__Exercise__:
Below are the records; collect from them each line containing the string "name".

-- -- --

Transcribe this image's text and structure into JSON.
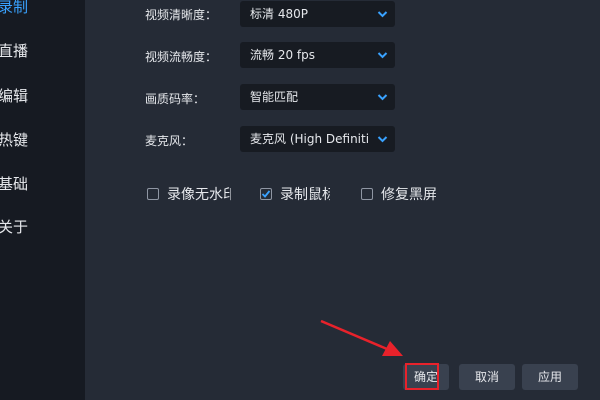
{
  "sidebar": {
    "items": [
      {
        "label": "录制",
        "active": true
      },
      {
        "label": "直播",
        "active": false
      },
      {
        "label": "编辑",
        "active": false
      },
      {
        "label": "热键",
        "active": false
      },
      {
        "label": "基础",
        "active": false
      },
      {
        "label": "关于",
        "active": false
      }
    ]
  },
  "settings": {
    "video_clarity": {
      "label": "视频清晰度：",
      "value": "标清 480P"
    },
    "video_fluency": {
      "label": "视频流畅度：",
      "value": "流畅 20 fps"
    },
    "bitrate": {
      "label": "画质码率：",
      "value": "智能匹配"
    },
    "microphone": {
      "label": "麦克风：",
      "value": "麦克风 (High Definition"
    }
  },
  "checkboxes": [
    {
      "label": "录像无水印",
      "checked": false
    },
    {
      "label": "录制鼠标",
      "checked": true
    },
    {
      "label": "修复黑屏",
      "checked": false
    }
  ],
  "buttons": {
    "confirm": "确定",
    "cancel": "取消",
    "apply": "应用"
  },
  "colors": {
    "accent": "#39a2ff",
    "annotation": "#e8222b"
  }
}
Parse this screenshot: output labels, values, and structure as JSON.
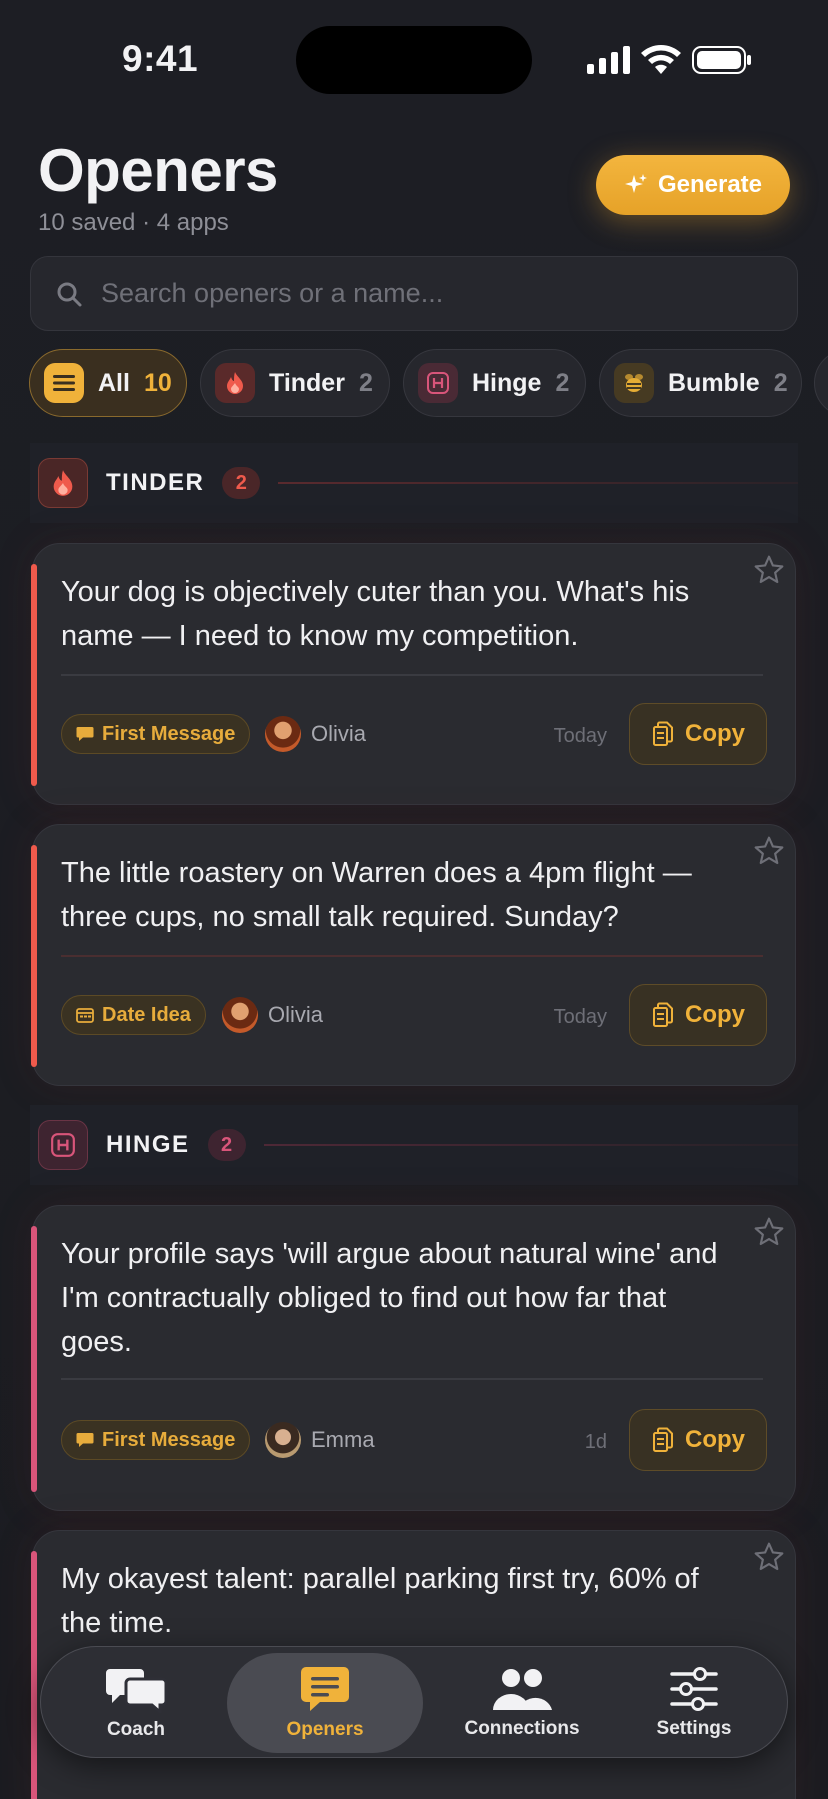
{
  "status": {
    "time": "9:41"
  },
  "header": {
    "title": "Openers",
    "subtitle": "10 saved · 4 apps",
    "generate_label": "Generate"
  },
  "search": {
    "placeholder": "Search openers or a name..."
  },
  "filters": [
    {
      "label": "All",
      "count": "10",
      "icon": "list-icon"
    },
    {
      "label": "Tinder",
      "count": "2",
      "icon": "flame-icon"
    },
    {
      "label": "Hinge",
      "count": "2",
      "icon": "hinge-icon"
    },
    {
      "label": "Bumble",
      "count": "2",
      "icon": "bee-icon"
    }
  ],
  "sections": [
    {
      "name": "TINDER",
      "count": "2"
    },
    {
      "name": "HINGE",
      "count": "2"
    }
  ],
  "cards": [
    {
      "message": "Your dog is objectively cuter than you. What's his name — I need to know my competition.",
      "tag": "First Message",
      "tag_icon": "chat-bubble-icon",
      "person": "Olivia",
      "when": "Today",
      "copy": "Copy"
    },
    {
      "message": "The little roastery on Warren does a 4pm flight — three cups, no small talk required. Sunday?",
      "tag": "Date Idea",
      "tag_icon": "calendar-icon",
      "person": "Olivia",
      "when": "Today",
      "copy": "Copy"
    },
    {
      "message": "Your profile says 'will argue about natural wine' and I'm contractually obliged to find out how far that goes.",
      "tag": "First Message",
      "tag_icon": "chat-bubble-icon",
      "person": "Emma",
      "when": "1d",
      "copy": "Copy"
    },
    {
      "message": "My okayest talent: parallel parking first try, 60% of the time.",
      "tag": "",
      "person": "",
      "when": "",
      "copy": ""
    }
  ],
  "tabbar": [
    {
      "label": "Coach",
      "icon": "chat-bubbles-icon"
    },
    {
      "label": "Openers",
      "icon": "message-icon"
    },
    {
      "label": "Connections",
      "icon": "people-icon"
    },
    {
      "label": "Settings",
      "icon": "sliders-icon"
    }
  ],
  "colors": {
    "accent": "#f0b23a",
    "tinder": "#ef5a4c",
    "hinge": "#d9557a",
    "bumble": "#e6ad35",
    "background": "#1c1d22"
  }
}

-- -- --

__Exercise answer__:
    "placeholder": "Search openers or a name..."
      "name": "TINDER",
      "name": "HINGE",
      "message": "Your dog is objectively cuter than you. What's his name — I need to know my competition.",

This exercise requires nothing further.